== DATA FOR THIS TASK ==
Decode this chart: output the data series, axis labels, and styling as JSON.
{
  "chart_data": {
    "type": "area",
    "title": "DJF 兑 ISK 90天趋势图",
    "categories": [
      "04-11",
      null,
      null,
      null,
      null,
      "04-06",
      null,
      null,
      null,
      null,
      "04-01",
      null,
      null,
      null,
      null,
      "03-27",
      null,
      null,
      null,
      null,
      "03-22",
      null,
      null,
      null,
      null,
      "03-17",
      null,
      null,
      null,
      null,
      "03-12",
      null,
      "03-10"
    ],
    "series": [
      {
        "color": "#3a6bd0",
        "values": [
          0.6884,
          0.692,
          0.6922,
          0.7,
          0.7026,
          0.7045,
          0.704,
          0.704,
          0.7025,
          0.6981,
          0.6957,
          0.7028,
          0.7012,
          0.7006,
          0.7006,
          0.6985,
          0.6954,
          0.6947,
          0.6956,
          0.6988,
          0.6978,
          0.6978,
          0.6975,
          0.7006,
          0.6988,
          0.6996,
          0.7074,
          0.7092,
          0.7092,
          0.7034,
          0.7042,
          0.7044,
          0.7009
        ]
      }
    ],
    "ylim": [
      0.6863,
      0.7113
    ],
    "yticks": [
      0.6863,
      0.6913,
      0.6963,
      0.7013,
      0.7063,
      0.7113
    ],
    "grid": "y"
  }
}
===
- **STATED GOAL**
Output all records verbatim.

- **RESPONSE FOR THIS EXERCISE**
Decode this chart: output the data series, axis labels, and styling as JSON.
{
  "chart_data": {
    "type": "area",
    "title": "DJF 兑 ISK 90天趋势图",
    "categories": [
      "04-11",
      null,
      null,
      null,
      null,
      "04-06",
      null,
      null,
      null,
      null,
      "04-01",
      null,
      null,
      null,
      null,
      "03-27",
      null,
      null,
      null,
      null,
      "03-22",
      null,
      null,
      null,
      null,
      "03-17",
      null,
      null,
      null,
      null,
      "03-12",
      null,
      "03-10"
    ],
    "series": [
      {
        "color": "#3a6bd0",
        "values": [
          0.6884,
          0.692,
          0.6922,
          0.7,
          0.7026,
          0.7045,
          0.704,
          0.704,
          0.7025,
          0.6981,
          0.6957,
          0.7028,
          0.7012,
          0.7006,
          0.7006,
          0.6985,
          0.6954,
          0.6947,
          0.6956,
          0.6988,
          0.6978,
          0.6978,
          0.6975,
          0.7006,
          0.6988,
          0.6996,
          0.7074,
          0.7092,
          0.7092,
          0.7034,
          0.7042,
          0.7044,
          0.7009
        ]
      }
    ],
    "ylim": [
      0.6863,
      0.7113
    ],
    "yticks": [
      0.6863,
      0.6913,
      0.6963,
      0.7013,
      0.7063,
      0.7113
    ],
    "grid": "y"
  }
}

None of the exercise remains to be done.